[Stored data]

◇ ◇ ◇ ◇ ◇ ◇ ◇

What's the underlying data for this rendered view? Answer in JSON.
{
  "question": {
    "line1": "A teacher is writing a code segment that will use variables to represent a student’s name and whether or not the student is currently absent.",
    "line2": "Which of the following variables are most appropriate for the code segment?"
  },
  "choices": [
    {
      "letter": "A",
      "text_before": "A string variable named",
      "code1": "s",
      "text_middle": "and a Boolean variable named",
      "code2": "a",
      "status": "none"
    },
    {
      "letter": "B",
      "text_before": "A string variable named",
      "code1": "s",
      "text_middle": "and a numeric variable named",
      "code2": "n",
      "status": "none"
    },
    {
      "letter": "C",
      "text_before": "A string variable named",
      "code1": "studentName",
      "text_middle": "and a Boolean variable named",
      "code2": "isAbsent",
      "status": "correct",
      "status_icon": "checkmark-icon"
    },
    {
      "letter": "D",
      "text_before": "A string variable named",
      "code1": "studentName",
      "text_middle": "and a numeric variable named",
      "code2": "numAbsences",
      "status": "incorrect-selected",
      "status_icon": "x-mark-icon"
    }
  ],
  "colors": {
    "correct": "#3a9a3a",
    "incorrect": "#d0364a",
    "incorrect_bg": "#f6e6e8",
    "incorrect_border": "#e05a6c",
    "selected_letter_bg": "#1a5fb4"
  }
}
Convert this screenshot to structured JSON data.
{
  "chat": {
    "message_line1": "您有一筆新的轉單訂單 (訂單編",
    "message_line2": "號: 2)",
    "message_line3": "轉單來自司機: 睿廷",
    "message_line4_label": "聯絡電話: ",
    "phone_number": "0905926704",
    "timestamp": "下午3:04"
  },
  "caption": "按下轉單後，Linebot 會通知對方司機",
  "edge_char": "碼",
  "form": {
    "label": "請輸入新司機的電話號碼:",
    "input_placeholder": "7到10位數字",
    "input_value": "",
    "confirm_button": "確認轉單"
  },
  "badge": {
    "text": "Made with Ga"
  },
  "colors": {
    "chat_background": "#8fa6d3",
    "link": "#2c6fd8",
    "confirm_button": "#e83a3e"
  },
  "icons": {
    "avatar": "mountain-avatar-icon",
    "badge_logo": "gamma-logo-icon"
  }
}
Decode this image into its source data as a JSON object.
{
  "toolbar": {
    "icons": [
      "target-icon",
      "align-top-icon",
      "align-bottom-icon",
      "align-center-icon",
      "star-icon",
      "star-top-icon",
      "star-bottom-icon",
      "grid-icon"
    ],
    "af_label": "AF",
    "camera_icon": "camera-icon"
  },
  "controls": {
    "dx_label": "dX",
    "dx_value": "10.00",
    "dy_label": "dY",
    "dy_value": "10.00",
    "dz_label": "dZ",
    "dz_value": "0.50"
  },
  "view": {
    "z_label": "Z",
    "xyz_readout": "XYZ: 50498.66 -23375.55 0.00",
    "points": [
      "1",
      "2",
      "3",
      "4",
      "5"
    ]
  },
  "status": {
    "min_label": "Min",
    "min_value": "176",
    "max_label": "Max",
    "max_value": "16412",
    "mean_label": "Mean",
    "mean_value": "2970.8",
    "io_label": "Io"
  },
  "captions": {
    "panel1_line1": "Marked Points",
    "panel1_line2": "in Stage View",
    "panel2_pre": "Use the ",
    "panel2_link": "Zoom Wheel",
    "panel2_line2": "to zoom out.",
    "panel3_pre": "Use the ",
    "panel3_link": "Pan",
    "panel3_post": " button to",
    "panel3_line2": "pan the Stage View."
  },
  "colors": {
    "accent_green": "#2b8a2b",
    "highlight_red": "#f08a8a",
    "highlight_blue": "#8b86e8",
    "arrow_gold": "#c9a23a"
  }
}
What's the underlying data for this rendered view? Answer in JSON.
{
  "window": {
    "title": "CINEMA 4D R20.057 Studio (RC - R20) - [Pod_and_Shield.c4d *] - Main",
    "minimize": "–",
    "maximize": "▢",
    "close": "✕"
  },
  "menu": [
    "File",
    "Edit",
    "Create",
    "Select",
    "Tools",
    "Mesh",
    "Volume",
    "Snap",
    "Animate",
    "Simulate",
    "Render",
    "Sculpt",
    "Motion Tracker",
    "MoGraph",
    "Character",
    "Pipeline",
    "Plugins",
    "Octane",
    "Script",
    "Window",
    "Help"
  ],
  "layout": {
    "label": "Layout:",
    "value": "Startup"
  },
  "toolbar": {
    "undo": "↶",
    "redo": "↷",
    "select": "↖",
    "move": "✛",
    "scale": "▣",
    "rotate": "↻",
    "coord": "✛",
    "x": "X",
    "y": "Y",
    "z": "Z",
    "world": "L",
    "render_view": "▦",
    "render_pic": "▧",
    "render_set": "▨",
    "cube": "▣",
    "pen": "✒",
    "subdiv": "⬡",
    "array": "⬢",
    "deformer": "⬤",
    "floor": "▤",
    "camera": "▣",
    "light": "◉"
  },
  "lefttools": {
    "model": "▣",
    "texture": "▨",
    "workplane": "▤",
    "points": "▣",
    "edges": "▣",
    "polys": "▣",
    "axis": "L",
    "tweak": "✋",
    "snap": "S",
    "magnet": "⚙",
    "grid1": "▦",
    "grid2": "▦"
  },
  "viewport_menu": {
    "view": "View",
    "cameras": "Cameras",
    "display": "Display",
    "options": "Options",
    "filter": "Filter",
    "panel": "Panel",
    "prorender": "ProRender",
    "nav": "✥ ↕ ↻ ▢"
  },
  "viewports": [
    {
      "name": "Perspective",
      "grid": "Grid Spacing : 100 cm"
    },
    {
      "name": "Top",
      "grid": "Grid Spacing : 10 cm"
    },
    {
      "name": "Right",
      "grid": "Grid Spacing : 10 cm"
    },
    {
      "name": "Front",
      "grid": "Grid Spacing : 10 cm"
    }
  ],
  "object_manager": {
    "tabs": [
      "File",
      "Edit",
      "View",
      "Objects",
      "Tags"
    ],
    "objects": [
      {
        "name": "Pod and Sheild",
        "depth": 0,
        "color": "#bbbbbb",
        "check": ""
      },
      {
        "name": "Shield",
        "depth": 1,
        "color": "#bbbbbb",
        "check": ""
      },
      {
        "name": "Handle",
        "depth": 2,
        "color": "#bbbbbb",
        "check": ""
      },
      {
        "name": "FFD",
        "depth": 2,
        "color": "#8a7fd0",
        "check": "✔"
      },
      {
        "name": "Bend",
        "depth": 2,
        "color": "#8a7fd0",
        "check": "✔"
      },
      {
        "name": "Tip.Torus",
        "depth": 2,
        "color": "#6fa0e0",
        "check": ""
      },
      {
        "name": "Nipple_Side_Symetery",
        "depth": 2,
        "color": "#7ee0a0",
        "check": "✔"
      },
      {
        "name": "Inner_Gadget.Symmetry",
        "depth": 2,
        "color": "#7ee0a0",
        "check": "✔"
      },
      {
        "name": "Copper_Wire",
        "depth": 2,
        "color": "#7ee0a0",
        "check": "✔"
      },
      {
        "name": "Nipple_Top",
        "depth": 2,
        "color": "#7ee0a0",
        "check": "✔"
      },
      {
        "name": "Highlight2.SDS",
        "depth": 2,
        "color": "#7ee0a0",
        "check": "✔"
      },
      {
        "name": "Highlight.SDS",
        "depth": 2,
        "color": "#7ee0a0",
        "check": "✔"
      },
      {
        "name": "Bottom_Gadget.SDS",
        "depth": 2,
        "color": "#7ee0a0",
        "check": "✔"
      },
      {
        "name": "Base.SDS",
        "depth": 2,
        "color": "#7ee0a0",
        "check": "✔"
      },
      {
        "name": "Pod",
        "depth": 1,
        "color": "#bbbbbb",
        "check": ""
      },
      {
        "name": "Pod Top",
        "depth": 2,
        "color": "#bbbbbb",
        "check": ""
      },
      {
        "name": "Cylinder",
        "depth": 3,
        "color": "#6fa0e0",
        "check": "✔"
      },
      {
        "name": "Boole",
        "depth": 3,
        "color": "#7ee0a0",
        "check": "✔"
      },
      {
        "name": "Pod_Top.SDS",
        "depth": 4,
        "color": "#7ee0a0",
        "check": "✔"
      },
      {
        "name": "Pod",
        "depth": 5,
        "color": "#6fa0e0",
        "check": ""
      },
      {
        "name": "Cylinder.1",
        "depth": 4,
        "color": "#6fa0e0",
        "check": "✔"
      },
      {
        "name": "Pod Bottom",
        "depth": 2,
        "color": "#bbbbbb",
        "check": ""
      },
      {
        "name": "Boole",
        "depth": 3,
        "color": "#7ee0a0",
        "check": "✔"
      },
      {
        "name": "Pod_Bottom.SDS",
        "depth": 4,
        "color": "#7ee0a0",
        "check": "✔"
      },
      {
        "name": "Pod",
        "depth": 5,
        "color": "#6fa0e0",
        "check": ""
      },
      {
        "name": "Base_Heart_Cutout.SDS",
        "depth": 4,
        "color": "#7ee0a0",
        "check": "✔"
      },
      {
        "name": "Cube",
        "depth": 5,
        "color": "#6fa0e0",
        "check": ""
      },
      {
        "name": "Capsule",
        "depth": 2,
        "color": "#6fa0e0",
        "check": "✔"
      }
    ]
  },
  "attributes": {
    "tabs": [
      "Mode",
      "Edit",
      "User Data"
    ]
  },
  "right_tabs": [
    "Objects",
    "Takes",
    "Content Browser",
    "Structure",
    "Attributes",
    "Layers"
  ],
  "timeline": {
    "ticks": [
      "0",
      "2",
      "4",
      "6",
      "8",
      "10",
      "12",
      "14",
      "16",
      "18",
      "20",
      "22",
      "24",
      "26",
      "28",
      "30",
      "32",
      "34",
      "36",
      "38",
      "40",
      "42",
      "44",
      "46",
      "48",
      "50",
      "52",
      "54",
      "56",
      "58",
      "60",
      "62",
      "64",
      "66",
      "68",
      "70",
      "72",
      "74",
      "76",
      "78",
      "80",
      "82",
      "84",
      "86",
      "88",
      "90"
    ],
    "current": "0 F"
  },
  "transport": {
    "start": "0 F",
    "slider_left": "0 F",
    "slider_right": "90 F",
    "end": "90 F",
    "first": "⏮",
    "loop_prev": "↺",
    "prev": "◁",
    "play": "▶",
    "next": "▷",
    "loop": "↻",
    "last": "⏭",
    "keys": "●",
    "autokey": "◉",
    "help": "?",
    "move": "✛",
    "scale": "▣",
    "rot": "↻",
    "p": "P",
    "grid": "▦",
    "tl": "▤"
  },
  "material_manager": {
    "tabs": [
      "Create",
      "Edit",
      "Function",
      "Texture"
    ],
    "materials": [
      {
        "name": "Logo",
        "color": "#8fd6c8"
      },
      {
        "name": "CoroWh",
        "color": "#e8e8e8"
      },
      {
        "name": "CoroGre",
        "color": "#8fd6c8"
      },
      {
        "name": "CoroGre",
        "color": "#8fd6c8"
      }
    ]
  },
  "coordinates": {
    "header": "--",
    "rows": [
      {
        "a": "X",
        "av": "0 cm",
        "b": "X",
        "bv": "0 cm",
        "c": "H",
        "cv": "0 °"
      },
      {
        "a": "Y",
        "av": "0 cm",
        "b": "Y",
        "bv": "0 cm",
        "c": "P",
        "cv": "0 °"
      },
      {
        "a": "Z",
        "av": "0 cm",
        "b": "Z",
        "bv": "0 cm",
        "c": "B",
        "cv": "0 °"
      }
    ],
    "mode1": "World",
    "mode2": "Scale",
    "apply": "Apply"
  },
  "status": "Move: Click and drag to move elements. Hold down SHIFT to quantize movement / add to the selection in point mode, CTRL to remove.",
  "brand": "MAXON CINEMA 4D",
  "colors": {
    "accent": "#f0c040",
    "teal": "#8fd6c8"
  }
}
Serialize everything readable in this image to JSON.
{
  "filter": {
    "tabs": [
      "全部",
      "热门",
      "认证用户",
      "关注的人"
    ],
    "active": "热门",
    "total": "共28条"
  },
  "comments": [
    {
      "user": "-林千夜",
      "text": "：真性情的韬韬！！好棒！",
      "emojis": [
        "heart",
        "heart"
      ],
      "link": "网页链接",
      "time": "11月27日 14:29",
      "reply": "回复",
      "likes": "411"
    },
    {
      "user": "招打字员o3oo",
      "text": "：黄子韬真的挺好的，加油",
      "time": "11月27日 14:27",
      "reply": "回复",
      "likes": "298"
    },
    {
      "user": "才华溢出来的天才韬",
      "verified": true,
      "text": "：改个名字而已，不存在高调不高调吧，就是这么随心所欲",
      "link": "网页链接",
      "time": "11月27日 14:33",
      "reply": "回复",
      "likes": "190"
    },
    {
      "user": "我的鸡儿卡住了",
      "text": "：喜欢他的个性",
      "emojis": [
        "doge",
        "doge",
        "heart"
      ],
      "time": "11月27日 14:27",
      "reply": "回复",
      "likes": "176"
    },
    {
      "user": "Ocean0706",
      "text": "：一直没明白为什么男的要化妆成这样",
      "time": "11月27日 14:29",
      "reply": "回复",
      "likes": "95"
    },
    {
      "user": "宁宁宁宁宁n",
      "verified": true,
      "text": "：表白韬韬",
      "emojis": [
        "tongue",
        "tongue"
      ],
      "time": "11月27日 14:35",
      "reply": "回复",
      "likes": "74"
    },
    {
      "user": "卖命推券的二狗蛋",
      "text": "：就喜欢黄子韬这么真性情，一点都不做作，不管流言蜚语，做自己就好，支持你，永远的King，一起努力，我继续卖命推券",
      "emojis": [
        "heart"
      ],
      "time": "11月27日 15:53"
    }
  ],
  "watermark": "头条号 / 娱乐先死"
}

◇ ◇ ◇ ◇ ◇ ◇ ◇

Objective - In the records above, find each line that holds the word "this"; copy all such lines.

Exercise solution -
What's the underlying data for this rendered view? Answer in JSON.
Convert this screenshot to structured JSON data.
Decode this image into its source data as a JSON object.
What's the underlying data for this rendered view? Answer in JSON.
Serialize everything readable in this image to JSON.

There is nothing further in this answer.